▶ _EXERCISE MATERIALS_:
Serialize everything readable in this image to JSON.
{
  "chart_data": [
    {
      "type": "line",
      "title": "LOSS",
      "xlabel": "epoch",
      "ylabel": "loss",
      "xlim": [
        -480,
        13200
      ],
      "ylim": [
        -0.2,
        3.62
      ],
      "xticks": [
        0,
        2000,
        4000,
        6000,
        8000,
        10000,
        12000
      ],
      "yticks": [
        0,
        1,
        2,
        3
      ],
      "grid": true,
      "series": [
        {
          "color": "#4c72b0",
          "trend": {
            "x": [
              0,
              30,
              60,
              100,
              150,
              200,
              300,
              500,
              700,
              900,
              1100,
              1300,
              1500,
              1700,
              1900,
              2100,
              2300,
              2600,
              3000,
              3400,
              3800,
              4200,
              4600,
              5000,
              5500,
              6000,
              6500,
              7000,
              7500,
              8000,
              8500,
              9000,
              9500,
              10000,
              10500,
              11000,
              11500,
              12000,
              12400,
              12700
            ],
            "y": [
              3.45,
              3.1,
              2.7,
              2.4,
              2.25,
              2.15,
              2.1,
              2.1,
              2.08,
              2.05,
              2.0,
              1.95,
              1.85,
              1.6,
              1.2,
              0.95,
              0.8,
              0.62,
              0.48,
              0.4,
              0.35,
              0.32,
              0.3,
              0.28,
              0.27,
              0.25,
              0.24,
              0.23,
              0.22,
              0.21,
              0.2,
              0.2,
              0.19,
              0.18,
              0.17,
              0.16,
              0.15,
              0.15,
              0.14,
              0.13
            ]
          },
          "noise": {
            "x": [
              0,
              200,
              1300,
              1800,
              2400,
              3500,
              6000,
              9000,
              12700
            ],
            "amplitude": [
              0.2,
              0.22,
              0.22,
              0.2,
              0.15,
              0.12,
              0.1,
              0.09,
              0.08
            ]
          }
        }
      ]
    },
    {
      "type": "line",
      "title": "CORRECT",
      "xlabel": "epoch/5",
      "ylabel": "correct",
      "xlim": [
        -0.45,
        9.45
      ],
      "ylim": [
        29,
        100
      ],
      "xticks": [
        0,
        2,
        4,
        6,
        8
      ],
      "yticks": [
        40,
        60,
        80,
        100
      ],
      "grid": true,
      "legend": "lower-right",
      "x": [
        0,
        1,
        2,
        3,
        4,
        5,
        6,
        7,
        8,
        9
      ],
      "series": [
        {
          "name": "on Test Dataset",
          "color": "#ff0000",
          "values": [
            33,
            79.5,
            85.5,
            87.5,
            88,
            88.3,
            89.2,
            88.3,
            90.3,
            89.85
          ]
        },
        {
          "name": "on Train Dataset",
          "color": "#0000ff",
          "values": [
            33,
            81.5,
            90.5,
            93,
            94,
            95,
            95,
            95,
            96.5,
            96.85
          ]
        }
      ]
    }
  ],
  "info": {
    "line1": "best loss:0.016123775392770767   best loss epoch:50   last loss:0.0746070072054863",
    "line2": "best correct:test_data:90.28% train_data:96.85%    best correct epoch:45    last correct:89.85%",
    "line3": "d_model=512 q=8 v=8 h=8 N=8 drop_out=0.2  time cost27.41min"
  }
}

▶ _THE REQUEST_:
Collect the complete line wherever the string "last" appears in the records.

▶ _EXERCISE RESPONSE_:
    "line1": "best loss:0.016123775392770767   best loss epoch:50   last loss:0.0746070072054863",
    "line2": "best correct:test_data:90.28% train_data:96.85%    best correct epoch:45    last correct:89.85%",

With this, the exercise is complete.